Instructions for the task -
Reproduce the listing exactly and skip over any pictures.

** Start of Given information **

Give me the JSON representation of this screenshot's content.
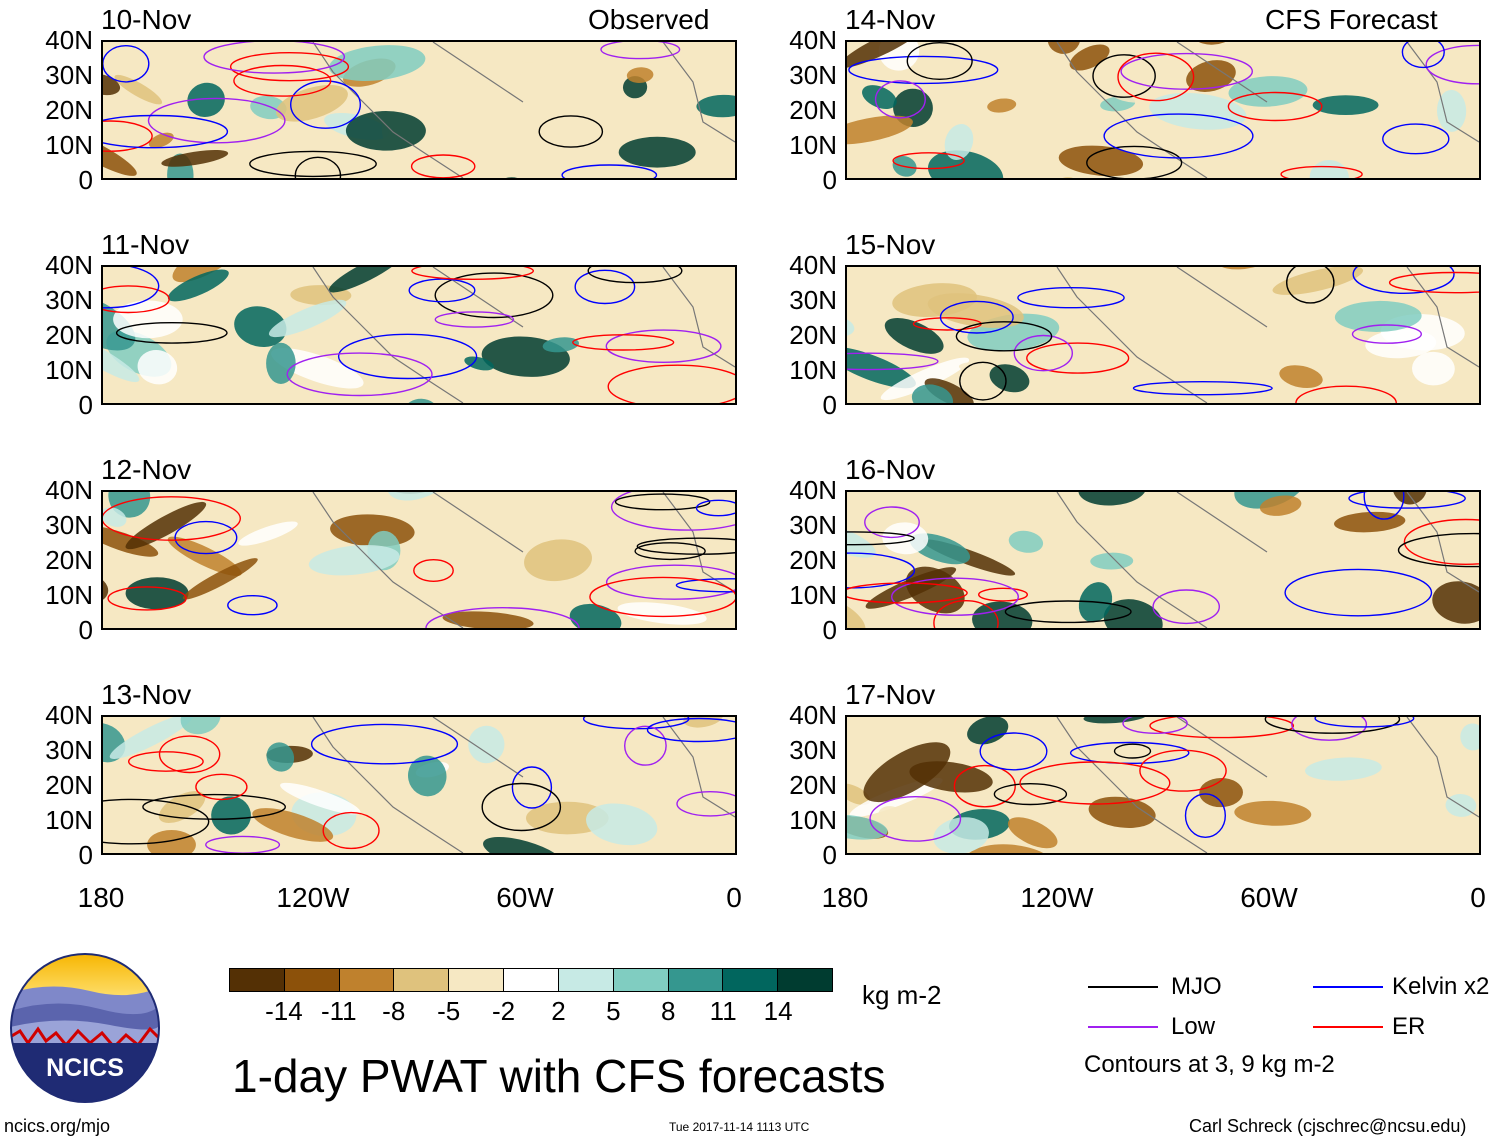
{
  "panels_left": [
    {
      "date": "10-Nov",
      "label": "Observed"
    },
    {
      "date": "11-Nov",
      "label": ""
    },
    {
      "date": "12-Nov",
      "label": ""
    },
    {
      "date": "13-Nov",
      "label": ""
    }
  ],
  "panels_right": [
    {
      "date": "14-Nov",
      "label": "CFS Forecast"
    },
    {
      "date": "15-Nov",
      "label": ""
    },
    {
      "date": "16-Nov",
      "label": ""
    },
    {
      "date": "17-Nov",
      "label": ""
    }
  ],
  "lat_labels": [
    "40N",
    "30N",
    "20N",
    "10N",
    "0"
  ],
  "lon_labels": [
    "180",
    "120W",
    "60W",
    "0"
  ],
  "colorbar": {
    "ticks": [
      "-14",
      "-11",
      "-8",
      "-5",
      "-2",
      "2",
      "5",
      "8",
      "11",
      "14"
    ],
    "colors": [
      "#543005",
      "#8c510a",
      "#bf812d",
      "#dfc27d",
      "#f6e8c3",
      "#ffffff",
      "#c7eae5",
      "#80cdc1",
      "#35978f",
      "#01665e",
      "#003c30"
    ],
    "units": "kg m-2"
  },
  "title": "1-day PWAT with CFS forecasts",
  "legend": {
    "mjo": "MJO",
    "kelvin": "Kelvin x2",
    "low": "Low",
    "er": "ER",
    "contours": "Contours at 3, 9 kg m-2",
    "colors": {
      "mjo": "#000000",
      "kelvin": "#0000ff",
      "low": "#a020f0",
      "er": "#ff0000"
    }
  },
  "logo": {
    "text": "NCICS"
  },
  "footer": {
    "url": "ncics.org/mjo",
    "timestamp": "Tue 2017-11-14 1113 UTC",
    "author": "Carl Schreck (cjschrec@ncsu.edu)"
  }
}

** End of Given information **

Correct response -
Give me the JSON representation of this screenshot's content.
{
  "panels_left": [
    {
      "date": "10-Nov",
      "label": "Observed"
    },
    {
      "date": "11-Nov",
      "label": ""
    },
    {
      "date": "12-Nov",
      "label": ""
    },
    {
      "date": "13-Nov",
      "label": ""
    }
  ],
  "panels_right": [
    {
      "date": "14-Nov",
      "label": "CFS Forecast"
    },
    {
      "date": "15-Nov",
      "label": ""
    },
    {
      "date": "16-Nov",
      "label": ""
    },
    {
      "date": "17-Nov",
      "label": ""
    }
  ],
  "lat_labels": [
    "40N",
    "30N",
    "20N",
    "10N",
    "0"
  ],
  "lon_labels": [
    "180",
    "120W",
    "60W",
    "0"
  ],
  "colorbar": {
    "ticks": [
      "-14",
      "-11",
      "-8",
      "-5",
      "-2",
      "2",
      "5",
      "8",
      "11",
      "14"
    ],
    "colors": [
      "#543005",
      "#8c510a",
      "#bf812d",
      "#dfc27d",
      "#f6e8c3",
      "#ffffff",
      "#c7eae5",
      "#80cdc1",
      "#35978f",
      "#01665e",
      "#003c30"
    ],
    "units": "kg m-2"
  },
  "title": "1-day PWAT with CFS forecasts",
  "legend": {
    "mjo": "MJO",
    "kelvin": "Kelvin x2",
    "low": "Low",
    "er": "ER",
    "contours": "Contours at 3, 9 kg m-2",
    "colors": {
      "mjo": "#000000",
      "kelvin": "#0000ff",
      "low": "#a020f0",
      "er": "#ff0000"
    }
  },
  "logo": {
    "text": "NCICS"
  },
  "footer": {
    "url": "ncics.org/mjo",
    "timestamp": "Tue 2017-11-14 1113 UTC",
    "author": "Carl Schreck (cjschrec@ncsu.edu)"
  }
}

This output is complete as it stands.